## START Provided records

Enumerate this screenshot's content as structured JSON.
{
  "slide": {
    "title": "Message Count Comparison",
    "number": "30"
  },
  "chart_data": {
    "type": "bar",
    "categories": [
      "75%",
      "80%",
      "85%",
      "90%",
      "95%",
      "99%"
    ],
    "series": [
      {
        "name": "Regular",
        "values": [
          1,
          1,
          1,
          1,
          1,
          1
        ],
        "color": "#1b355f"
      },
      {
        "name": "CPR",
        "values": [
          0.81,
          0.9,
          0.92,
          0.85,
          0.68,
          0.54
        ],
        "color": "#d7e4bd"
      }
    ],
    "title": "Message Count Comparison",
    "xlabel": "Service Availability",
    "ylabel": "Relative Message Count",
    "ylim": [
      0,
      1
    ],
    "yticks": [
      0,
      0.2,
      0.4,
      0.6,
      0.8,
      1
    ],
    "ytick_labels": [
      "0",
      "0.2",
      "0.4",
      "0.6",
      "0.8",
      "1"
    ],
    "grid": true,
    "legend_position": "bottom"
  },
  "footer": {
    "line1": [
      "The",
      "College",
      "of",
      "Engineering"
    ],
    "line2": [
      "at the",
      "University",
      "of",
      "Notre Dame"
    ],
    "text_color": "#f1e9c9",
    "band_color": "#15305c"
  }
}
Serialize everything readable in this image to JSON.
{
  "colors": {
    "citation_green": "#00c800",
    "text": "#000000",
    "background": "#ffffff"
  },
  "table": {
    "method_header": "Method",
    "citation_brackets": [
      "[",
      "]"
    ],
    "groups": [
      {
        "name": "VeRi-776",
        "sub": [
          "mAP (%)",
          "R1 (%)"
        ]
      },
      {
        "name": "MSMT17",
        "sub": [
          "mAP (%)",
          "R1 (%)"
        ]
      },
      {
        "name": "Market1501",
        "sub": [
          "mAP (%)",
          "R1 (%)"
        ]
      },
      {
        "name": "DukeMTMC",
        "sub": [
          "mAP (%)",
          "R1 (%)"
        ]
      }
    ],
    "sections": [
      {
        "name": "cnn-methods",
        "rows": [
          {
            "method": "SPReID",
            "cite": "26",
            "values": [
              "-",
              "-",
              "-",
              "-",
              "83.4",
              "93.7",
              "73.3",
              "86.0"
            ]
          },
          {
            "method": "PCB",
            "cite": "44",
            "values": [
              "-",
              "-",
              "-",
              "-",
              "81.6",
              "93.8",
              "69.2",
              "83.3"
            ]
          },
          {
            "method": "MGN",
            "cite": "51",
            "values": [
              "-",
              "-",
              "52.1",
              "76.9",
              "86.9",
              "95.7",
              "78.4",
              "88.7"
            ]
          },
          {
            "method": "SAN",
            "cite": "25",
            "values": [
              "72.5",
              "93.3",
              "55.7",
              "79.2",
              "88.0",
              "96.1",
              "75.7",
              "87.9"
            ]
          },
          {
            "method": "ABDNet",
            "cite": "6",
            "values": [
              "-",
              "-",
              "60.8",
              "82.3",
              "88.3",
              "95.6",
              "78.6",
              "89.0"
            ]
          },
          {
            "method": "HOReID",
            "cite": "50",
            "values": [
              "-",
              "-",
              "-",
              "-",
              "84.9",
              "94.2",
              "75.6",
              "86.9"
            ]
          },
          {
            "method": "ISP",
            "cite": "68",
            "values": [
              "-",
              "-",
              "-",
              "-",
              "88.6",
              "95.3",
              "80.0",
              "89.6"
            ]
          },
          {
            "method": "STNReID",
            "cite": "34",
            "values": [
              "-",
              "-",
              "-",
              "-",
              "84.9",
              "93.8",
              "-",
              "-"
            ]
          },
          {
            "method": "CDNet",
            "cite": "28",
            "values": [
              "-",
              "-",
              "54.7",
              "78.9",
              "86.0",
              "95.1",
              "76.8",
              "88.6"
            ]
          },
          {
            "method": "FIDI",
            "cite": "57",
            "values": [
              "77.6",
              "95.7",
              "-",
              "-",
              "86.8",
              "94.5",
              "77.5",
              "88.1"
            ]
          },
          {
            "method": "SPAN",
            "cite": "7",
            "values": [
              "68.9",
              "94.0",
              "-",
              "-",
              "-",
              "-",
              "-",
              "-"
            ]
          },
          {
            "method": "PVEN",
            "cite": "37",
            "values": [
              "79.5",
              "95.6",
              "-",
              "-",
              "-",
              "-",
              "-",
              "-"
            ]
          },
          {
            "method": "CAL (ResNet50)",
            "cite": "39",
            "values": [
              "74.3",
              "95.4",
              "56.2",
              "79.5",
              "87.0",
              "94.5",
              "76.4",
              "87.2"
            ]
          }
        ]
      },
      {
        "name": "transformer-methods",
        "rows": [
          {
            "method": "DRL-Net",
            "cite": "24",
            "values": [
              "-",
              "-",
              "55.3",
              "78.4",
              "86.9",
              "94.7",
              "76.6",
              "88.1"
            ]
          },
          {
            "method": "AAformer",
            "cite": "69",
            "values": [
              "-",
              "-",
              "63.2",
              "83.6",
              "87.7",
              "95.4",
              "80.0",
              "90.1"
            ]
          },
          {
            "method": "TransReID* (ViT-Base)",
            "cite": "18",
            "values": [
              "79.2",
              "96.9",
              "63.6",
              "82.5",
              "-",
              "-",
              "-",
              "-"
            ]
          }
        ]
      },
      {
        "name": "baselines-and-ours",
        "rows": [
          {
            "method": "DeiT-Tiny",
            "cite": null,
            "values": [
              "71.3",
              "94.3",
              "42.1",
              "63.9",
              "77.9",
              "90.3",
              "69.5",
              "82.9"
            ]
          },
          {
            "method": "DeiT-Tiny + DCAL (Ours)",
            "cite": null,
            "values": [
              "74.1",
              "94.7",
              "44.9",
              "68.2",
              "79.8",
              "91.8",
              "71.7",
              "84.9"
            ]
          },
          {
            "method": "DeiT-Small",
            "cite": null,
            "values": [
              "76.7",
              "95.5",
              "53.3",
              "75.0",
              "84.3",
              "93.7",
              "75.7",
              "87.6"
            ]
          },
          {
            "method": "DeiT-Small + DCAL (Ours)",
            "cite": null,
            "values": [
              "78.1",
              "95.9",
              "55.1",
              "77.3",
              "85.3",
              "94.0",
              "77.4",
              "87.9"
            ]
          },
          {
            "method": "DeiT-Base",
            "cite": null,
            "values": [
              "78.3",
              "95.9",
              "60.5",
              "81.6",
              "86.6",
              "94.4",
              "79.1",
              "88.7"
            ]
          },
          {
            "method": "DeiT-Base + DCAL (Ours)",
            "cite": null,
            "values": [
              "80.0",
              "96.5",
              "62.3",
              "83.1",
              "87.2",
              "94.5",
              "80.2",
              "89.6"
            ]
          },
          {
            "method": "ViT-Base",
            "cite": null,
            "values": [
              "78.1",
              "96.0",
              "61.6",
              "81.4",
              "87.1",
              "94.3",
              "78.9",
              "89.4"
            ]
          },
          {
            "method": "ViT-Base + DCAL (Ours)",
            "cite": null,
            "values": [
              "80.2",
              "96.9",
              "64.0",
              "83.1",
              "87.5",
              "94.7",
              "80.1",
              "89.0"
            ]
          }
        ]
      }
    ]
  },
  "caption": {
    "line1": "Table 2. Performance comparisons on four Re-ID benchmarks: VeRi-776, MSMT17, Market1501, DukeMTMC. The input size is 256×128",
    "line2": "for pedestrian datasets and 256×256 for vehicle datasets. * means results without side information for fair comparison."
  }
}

## END Provided records

[What you should do]
Pull out each record as written and restate it exactly.

[Full response]
Enumerate this screenshot's content as structured JSON.
{
  "slide": {
    "title": "Message Count Comparison",
    "number": "30"
  },
  "chart_data": {
    "type": "bar",
    "categories": [
      "75%",
      "80%",
      "85%",
      "90%",
      "95%",
      "99%"
    ],
    "series": [
      {
        "name": "Regular",
        "values": [
          1,
          1,
          1,
          1,
          1,
          1
        ],
        "color": "#1b355f"
      },
      {
        "name": "CPR",
        "values": [
          0.81,
          0.9,
          0.92,
          0.85,
          0.68,
          0.54
        ],
        "color": "#d7e4bd"
      }
    ],
    "title": "Message Count Comparison",
    "xlabel": "Service Availability",
    "ylabel": "Relative Message Count",
    "ylim": [
      0,
      1
    ],
    "yticks": [
      0,
      0.2,
      0.4,
      0.6,
      0.8,
      1
    ],
    "ytick_labels": [
      "0",
      "0.2",
      "0.4",
      "0.6",
      "0.8",
      "1"
    ],
    "grid": true,
    "legend_position": "bottom"
  },
  "footer": {
    "line1": [
      "The",
      "College",
      "of",
      "Engineering"
    ],
    "line2": [
      "at the",
      "University",
      "of",
      "Notre Dame"
    ],
    "text_color": "#f1e9c9",
    "band_color": "#15305c"
  }
}
Serialize everything readable in this image to JSON.
{
  "colors": {
    "citation_green": "#00c800",
    "text": "#000000",
    "background": "#ffffff"
  },
  "table": {
    "method_header": "Method",
    "citation_brackets": [
      "[",
      "]"
    ],
    "groups": [
      {
        "name": "VeRi-776",
        "sub": [
          "mAP (%)",
          "R1 (%)"
        ]
      },
      {
        "name": "MSMT17",
        "sub": [
          "mAP (%)",
          "R1 (%)"
        ]
      },
      {
        "name": "Market1501",
        "sub": [
          "mAP (%)",
          "R1 (%)"
        ]
      },
      {
        "name": "DukeMTMC",
        "sub": [
          "mAP (%)",
          "R1 (%)"
        ]
      }
    ],
    "sections": [
      {
        "name": "cnn-methods",
        "rows": [
          {
            "method": "SPReID",
            "cite": "26",
            "values": [
              "-",
              "-",
              "-",
              "-",
              "83.4",
              "93.7",
              "73.3",
              "86.0"
            ]
          },
          {
            "method": "PCB",
            "cite": "44",
            "values": [
              "-",
              "-",
              "-",
              "-",
              "81.6",
              "93.8",
              "69.2",
              "83.3"
            ]
          },
          {
            "method": "MGN",
            "cite": "51",
            "values": [
              "-",
              "-",
              "52.1",
              "76.9",
              "86.9",
              "95.7",
              "78.4",
              "88.7"
            ]
          },
          {
            "method": "SAN",
            "cite": "25",
            "values": [
              "72.5",
              "93.3",
              "55.7",
              "79.2",
              "88.0",
              "96.1",
              "75.7",
              "87.9"
            ]
          },
          {
            "method": "ABDNet",
            "cite": "6",
            "values": [
              "-",
              "-",
              "60.8",
              "82.3",
              "88.3",
              "95.6",
              "78.6",
              "89.0"
            ]
          },
          {
            "method": "HOReID",
            "cite": "50",
            "values": [
              "-",
              "-",
              "-",
              "-",
              "84.9",
              "94.2",
              "75.6",
              "86.9"
            ]
          },
          {
            "method": "ISP",
            "cite": "68",
            "values": [
              "-",
              "-",
              "-",
              "-",
              "88.6",
              "95.3",
              "80.0",
              "89.6"
            ]
          },
          {
            "method": "STNReID",
            "cite": "34",
            "values": [
              "-",
              "-",
              "-",
              "-",
              "84.9",
              "93.8",
              "-",
              "-"
            ]
          },
          {
            "method": "CDNet",
            "cite": "28",
            "values": [
              "-",
              "-",
              "54.7",
              "78.9",
              "86.0",
              "95.1",
              "76.8",
              "88.6"
            ]
          },
          {
            "method": "FIDI",
            "cite": "57",
            "values": [
              "77.6",
              "95.7",
              "-",
              "-",
              "86.8",
              "94.5",
              "77.5",
              "88.1"
            ]
          },
          {
            "method": "SPAN",
            "cite": "7",
            "values": [
              "68.9",
              "94.0",
              "-",
              "-",
              "-",
              "-",
              "-",
              "-"
            ]
          },
          {
            "method": "PVEN",
            "cite": "37",
            "values": [
              "79.5",
              "95.6",
              "-",
              "-",
              "-",
              "-",
              "-",
              "-"
            ]
          },
          {
            "method": "CAL (ResNet50)",
            "cite": "39",
            "values": [
              "74.3",
              "95.4",
              "56.2",
              "79.5",
              "87.0",
              "94.5",
              "76.4",
              "87.2"
            ]
          }
        ]
      },
      {
        "name": "transformer-methods",
        "rows": [
          {
            "method": "DRL-Net",
            "cite": "24",
            "values": [
              "-",
              "-",
              "55.3",
              "78.4",
              "86.9",
              "94.7",
              "76.6",
              "88.1"
            ]
          },
          {
            "method": "AAformer",
            "cite": "69",
            "values": [
              "-",
              "-",
              "63.2",
              "83.6",
              "87.7",
              "95.4",
              "80.0",
              "90.1"
            ]
          },
          {
            "method": "TransReID* (ViT-Base)",
            "cite": "18",
            "values": [
              "79.2",
              "96.9",
              "63.6",
              "82.5",
              "-",
              "-",
              "-",
              "-"
            ]
          }
        ]
      },
      {
        "name": "baselines-and-ours",
        "rows": [
          {
            "method": "DeiT-Tiny",
            "cite": null,
            "values": [
              "71.3",
              "94.3",
              "42.1",
              "63.9",
              "77.9",
              "90.3",
              "69.5",
              "82.9"
            ]
          },
          {
            "method": "DeiT-Tiny + DCAL (Ours)",
            "cite": null,
            "values": [
              "74.1",
              "94.7",
              "44.9",
              "68.2",
              "79.8",
              "91.8",
              "71.7",
              "84.9"
            ]
          },
          {
            "method": "DeiT-Small",
            "cite": null,
            "values": [
              "76.7",
              "95.5",
              "53.3",
              "75.0",
              "84.3",
              "93.7",
              "75.7",
              "87.6"
            ]
          },
          {
            "method": "DeiT-Small + DCAL (Ours)",
            "cite": null,
            "values": [
              "78.1",
              "95.9",
              "55.1",
              "77.3",
              "85.3",
              "94.0",
              "77.4",
              "87.9"
            ]
          },
          {
            "method": "DeiT-Base",
            "cite": null,
            "values": [
              "78.3",
              "95.9",
              "60.5",
              "81.6",
              "86.6",
              "94.4",
              "79.1",
              "88.7"
            ]
          },
          {
            "method": "DeiT-Base + DCAL (Ours)",
            "cite": null,
            "values": [
              "80.0",
              "96.5",
              "62.3",
              "83.1",
              "87.2",
              "94.5",
              "80.2",
              "89.6"
            ]
          },
          {
            "method": "ViT-Base",
            "cite": null,
            "values": [
              "78.1",
              "96.0",
              "61.6",
              "81.4",
              "87.1",
              "94.3",
              "78.9",
              "89.4"
            ]
          },
          {
            "method": "ViT-Base + DCAL (Ours)",
            "cite": null,
            "values": [
              "80.2",
              "96.9",
              "64.0",
              "83.1",
              "87.5",
              "94.7",
              "80.1",
              "89.0"
            ]
          }
        ]
      }
    ]
  },
  "caption": {
    "line1": "Table 2. Performance comparisons on four Re-ID benchmarks: VeRi-776, MSMT17, Market1501, DukeMTMC. The input size is 256×128",
    "line2": "for pedestrian datasets and 256×256 for vehicle datasets. * means results without side information for fair comparison."
  }
}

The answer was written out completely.